**Instruction:** Set each entry down verbatim, omitting images.

Data entries
..............................
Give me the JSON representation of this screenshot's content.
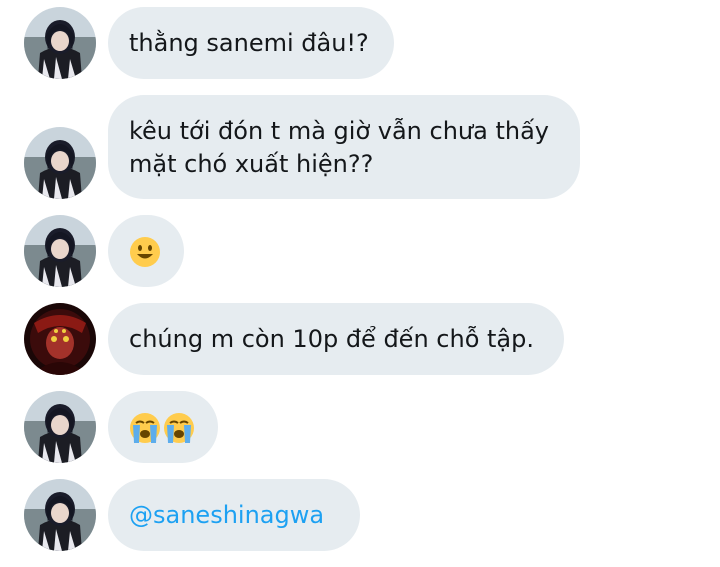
{
  "colors": {
    "bubble_bg": "#e6ecf0",
    "text": "#14171a",
    "mention": "#1da1f2",
    "background": "#ffffff"
  },
  "messages": [
    {
      "sender_avatar": "obanai-avatar",
      "lines": [
        "thằng sanemi đâu!?"
      ]
    },
    {
      "sender_avatar": "obanai-avatar",
      "lines": [
        "kêu tới đón t mà giờ vẫn chưa thấy",
        "mặt chó xuất hiện??"
      ]
    },
    {
      "sender_avatar": "obanai-avatar",
      "emojis": [
        "smiling-face"
      ]
    },
    {
      "sender_avatar": "kokushibo-avatar",
      "lines": [
        "chúng m còn 10p để đến chỗ tập."
      ]
    },
    {
      "sender_avatar": "obanai-avatar",
      "emojis": [
        "loudly-crying-face",
        "loudly-crying-face"
      ]
    },
    {
      "sender_avatar": "obanai-avatar",
      "mention": "@saneshinagwa"
    }
  ]
}
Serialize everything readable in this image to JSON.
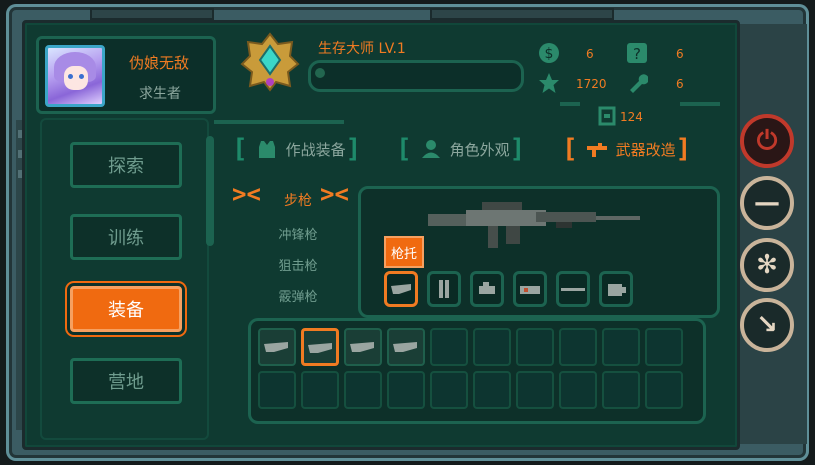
{
  "profile": {
    "nickname": "伪娘无敌",
    "role": "求生者"
  },
  "rank": {
    "title": "生存大师 LV.1",
    "xp_fraction": 0.05
  },
  "stats": {
    "coins": "6",
    "stars": "1720",
    "quests": "6",
    "tools": "6",
    "storage": "124"
  },
  "menu": {
    "items": [
      "探索",
      "训练",
      "装备",
      "营地"
    ],
    "active": "装备"
  },
  "tabs": {
    "combat_gear": "作战装备",
    "appearance": "角色外观",
    "weapon_mod": "武器改造"
  },
  "weapon_categories": {
    "rifle": "步枪",
    "smg": "冲锋枪",
    "sniper": "狙击枪",
    "shotgun": "霰弹枪"
  },
  "weapon": {
    "selected_part": "枪托"
  },
  "part_slots": [
    "stock",
    "magazine",
    "grip",
    "scope",
    "barrel",
    "muzzle"
  ],
  "inventory_items": 4,
  "colors": {
    "accent": "#f07b22",
    "panel": "#0f3a31",
    "frame": "#3b5c63",
    "border": "#1c6350"
  },
  "right_buttons": [
    "power-icon",
    "minus-icon",
    "gear-icon",
    "arrow-down-right-icon"
  ]
}
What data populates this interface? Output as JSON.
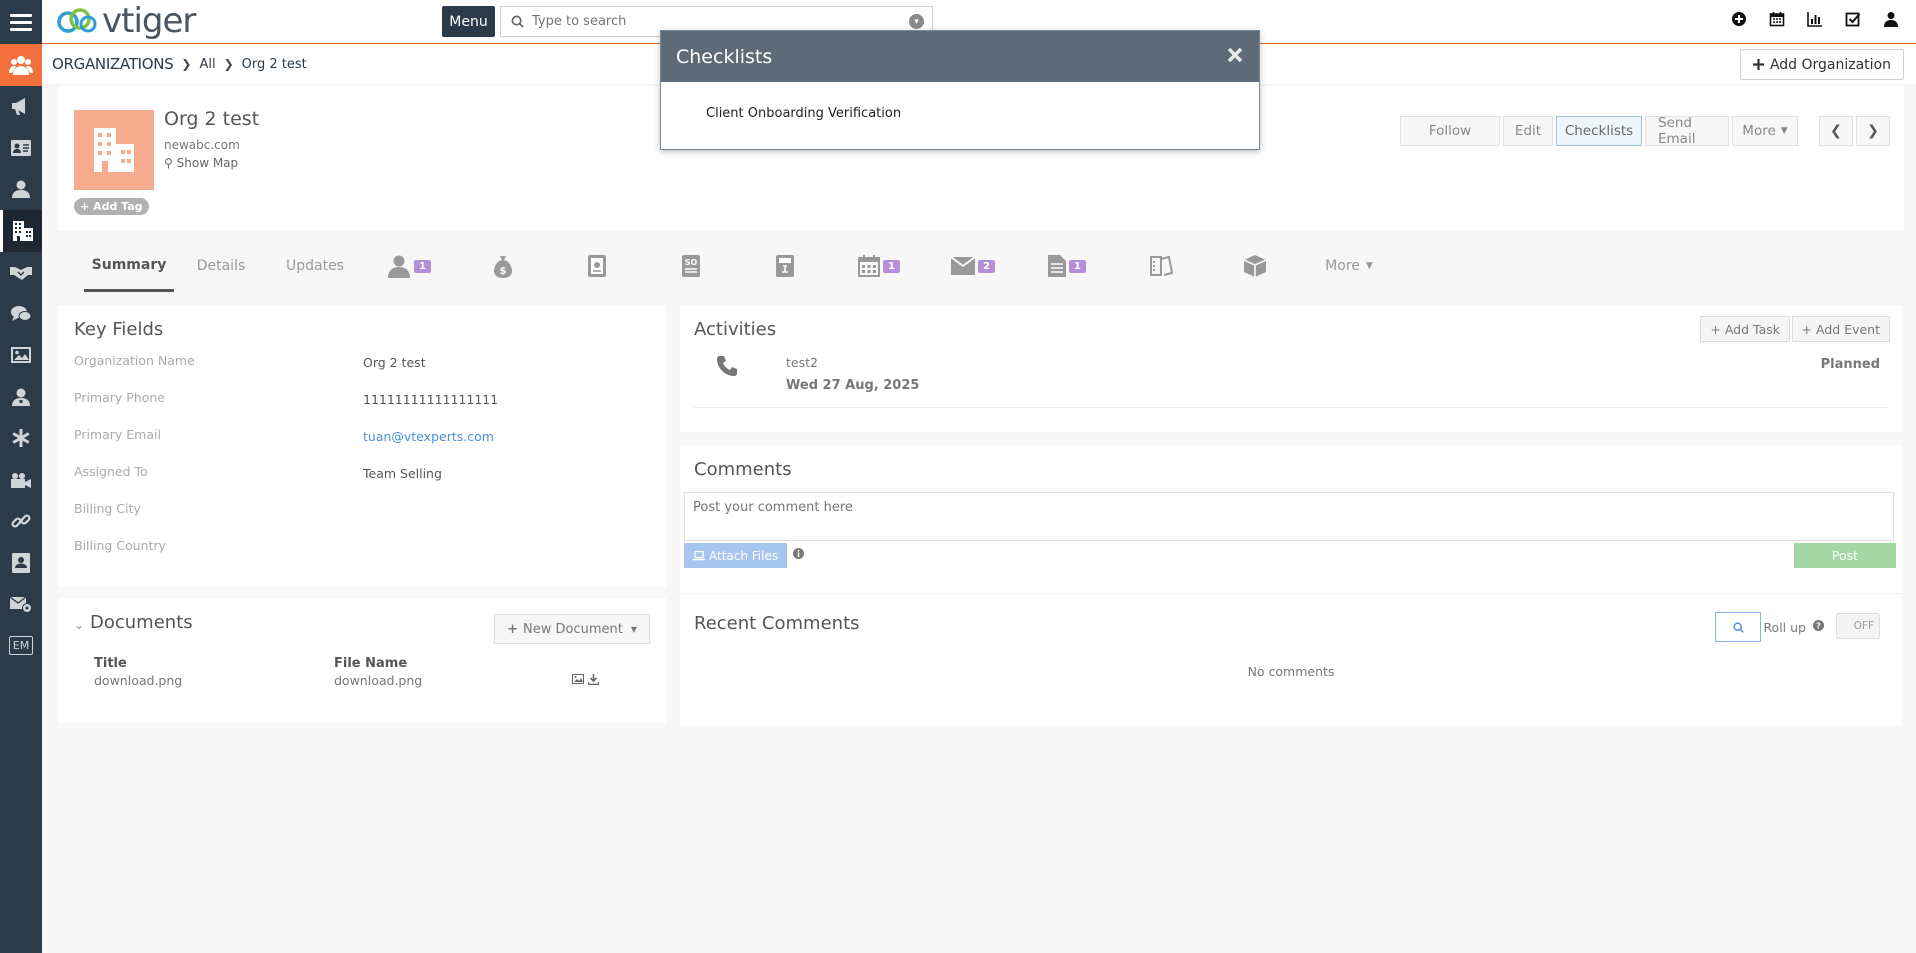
{
  "header": {
    "logo_text": "vtiger",
    "menu_label": "Menu",
    "search_placeholder": "Type to search"
  },
  "breadcrumb": {
    "module": "Organizations",
    "all": "All",
    "record": "Org 2 test",
    "add_button": "Add Organization"
  },
  "record": {
    "name": "Org 2 test",
    "website": "newabc.com",
    "show_map": "Show Map",
    "add_tag": "Add Tag",
    "actions": [
      "Follow",
      "Edit",
      "Checklists",
      "Send Email",
      "More"
    ]
  },
  "tabs": {
    "summary": "Summary",
    "details": "Details",
    "updates": "Updates",
    "contacts_count": "1",
    "activities_count": "1",
    "emails_count": "2",
    "documents_count": "1",
    "more": "More"
  },
  "key_fields": {
    "title": "Key Fields",
    "rows": [
      {
        "label": "Organization Name",
        "value": "Org 2 test"
      },
      {
        "label": "Primary Phone",
        "value": "11111111111111111"
      },
      {
        "label": "Primary Email",
        "value": "tuan@vtexperts.com"
      },
      {
        "label": "Assigned To",
        "value": "Team Selling"
      },
      {
        "label": "Billing City",
        "value": ""
      },
      {
        "label": "Billing Country",
        "value": ""
      }
    ]
  },
  "documents": {
    "title": "Documents",
    "new_button": "New Document",
    "col_title": "Title",
    "col_file": "File Name",
    "rows": [
      {
        "title": "download.png",
        "file": "download.png"
      }
    ]
  },
  "activities": {
    "title": "Activities",
    "add_task": "Add Task",
    "add_event": "Add Event",
    "items": [
      {
        "subject": "test2",
        "date": "Wed 27 Aug, 2025",
        "status": "Planned"
      }
    ]
  },
  "comments": {
    "title": "Comments",
    "placeholder": "Post your comment here",
    "attach": "Attach Files",
    "post": "Post",
    "recent_title": "Recent Comments",
    "rollup": "Roll up",
    "toggle": "OFF",
    "empty": "No comments"
  },
  "modal": {
    "title": "Checklists",
    "items": [
      "Client Onboarding Verification"
    ]
  },
  "colors": {
    "sidebar": "#2c3b49",
    "accent": "#f36f3c",
    "badge": "#b58fd8",
    "modal_header": "#5c6b77"
  }
}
..............................
**Correct response:**
Give me the JSON representation of this screenshot's content.
{
  "colors": {
    "bubble_bg": "#e6ecf0",
    "text": "#14171a",
    "mention": "#1da1f2",
    "background": "#ffffff"
  },
  "messages": [
    {
      "sender_avatar": "obanai-avatar",
      "lines": [
        "thằng sanemi đâu!?"
      ]
    },
    {
      "sender_avatar": "obanai-avatar",
      "lines": [
        "kêu tới đón t mà giờ vẫn chưa thấy",
        "mặt chó xuất hiện??"
      ]
    },
    {
      "sender_avatar": "obanai-avatar",
      "emojis": [
        "smiling-face"
      ]
    },
    {
      "sender_avatar": "kokushibo-avatar",
      "lines": [
        "chúng m còn 10p để đến chỗ tập."
      ]
    },
    {
      "sender_avatar": "obanai-avatar",
      "emojis": [
        "loudly-crying-face",
        "loudly-crying-face"
      ]
    },
    {
      "sender_avatar": "obanai-avatar",
      "mention": "@saneshinagwa"
    }
  ]
}
Serialize everything readable in this image to JSON.
{
  "profile": {
    "nickname": "伪娘无敌",
    "role": "求生者"
  },
  "rank": {
    "title": "生存大师 LV.1",
    "xp_fraction": 0.05
  },
  "stats": {
    "coins": "6",
    "stars": "1720",
    "quests": "6",
    "tools": "6",
    "storage": "124"
  },
  "menu": {
    "items": [
      "探索",
      "训练",
      "装备",
      "营地"
    ],
    "active": "装备"
  },
  "tabs": {
    "combat_gear": "作战装备",
    "appearance": "角色外观",
    "weapon_mod": "武器改造"
  },
  "weapon_categories": {
    "rifle": "步枪",
    "smg": "冲锋枪",
    "sniper": "狙击枪",
    "shotgun": "霰弹枪"
  },
  "weapon": {
    "selected_part": "枪托"
  },
  "part_slots": [
    "stock",
    "magazine",
    "grip",
    "scope",
    "barrel",
    "muzzle"
  ],
  "inventory_items": 4,
  "colors": {
    "accent": "#f07b22",
    "panel": "#0f3a31",
    "frame": "#3b5c63",
    "border": "#1c6350"
  },
  "right_buttons": [
    "power-icon",
    "minus-icon",
    "gear-icon",
    "arrow-down-right-icon"
  ]
}
What data populates this interface? Output as JSON.
{
  "header": {
    "logo_text": "vtiger",
    "menu_label": "Menu",
    "search_placeholder": "Type to search"
  },
  "breadcrumb": {
    "module": "Organizations",
    "all": "All",
    "record": "Org 2 test",
    "add_button": "Add Organization"
  },
  "record": {
    "name": "Org 2 test",
    "website": "newabc.com",
    "show_map": "Show Map",
    "add_tag": "Add Tag",
    "actions": [
      "Follow",
      "Edit",
      "Checklists",
      "Send Email",
      "More"
    ]
  },
  "tabs": {
    "summary": "Summary",
    "details": "Details",
    "updates": "Updates",
    "contacts_count": "1",
    "activities_count": "1",
    "emails_count": "2",
    "documents_count": "1",
    "more": "More"
  },
  "key_fields": {
    "title": "Key Fields",
    "rows": [
      {
        "label": "Organization Name",
        "value": "Org 2 test"
      },
      {
        "label": "Primary Phone",
        "value": "11111111111111111"
      },
      {
        "label": "Primary Email",
        "value": "tuan@vtexperts.com"
      },
      {
        "label": "Assigned To",
        "value": "Team Selling"
      },
      {
        "label": "Billing City",
        "value": ""
      },
      {
        "label": "Billing Country",
        "value": ""
      }
    ]
  },
  "documents": {
    "title": "Documents",
    "new_button": "New Document",
    "col_title": "Title",
    "col_file": "File Name",
    "rows": [
      {
        "title": "download.png",
        "file": "download.png"
      }
    ]
  },
  "activities": {
    "title": "Activities",
    "add_task": "Add Task",
    "add_event": "Add Event",
    "items": [
      {
        "subject": "test2",
        "date": "Wed 27 Aug, 2025",
        "status": "Planned"
      }
    ]
  },
  "comments": {
    "title": "Comments",
    "placeholder": "Post your comment here",
    "attach": "Attach Files",
    "post": "Post",
    "recent_title": "Recent Comments",
    "rollup": "Roll up",
    "toggle": "OFF",
    "empty": "No comments"
  },
  "modal": {
    "title": "Checklists",
    "items": [
      "Client Onboarding Verification"
    ]
  },
  "colors": {
    "sidebar": "#2c3b49",
    "accent": "#f36f3c",
    "badge": "#b58fd8",
    "modal_header": "#5c6b77"
  }
}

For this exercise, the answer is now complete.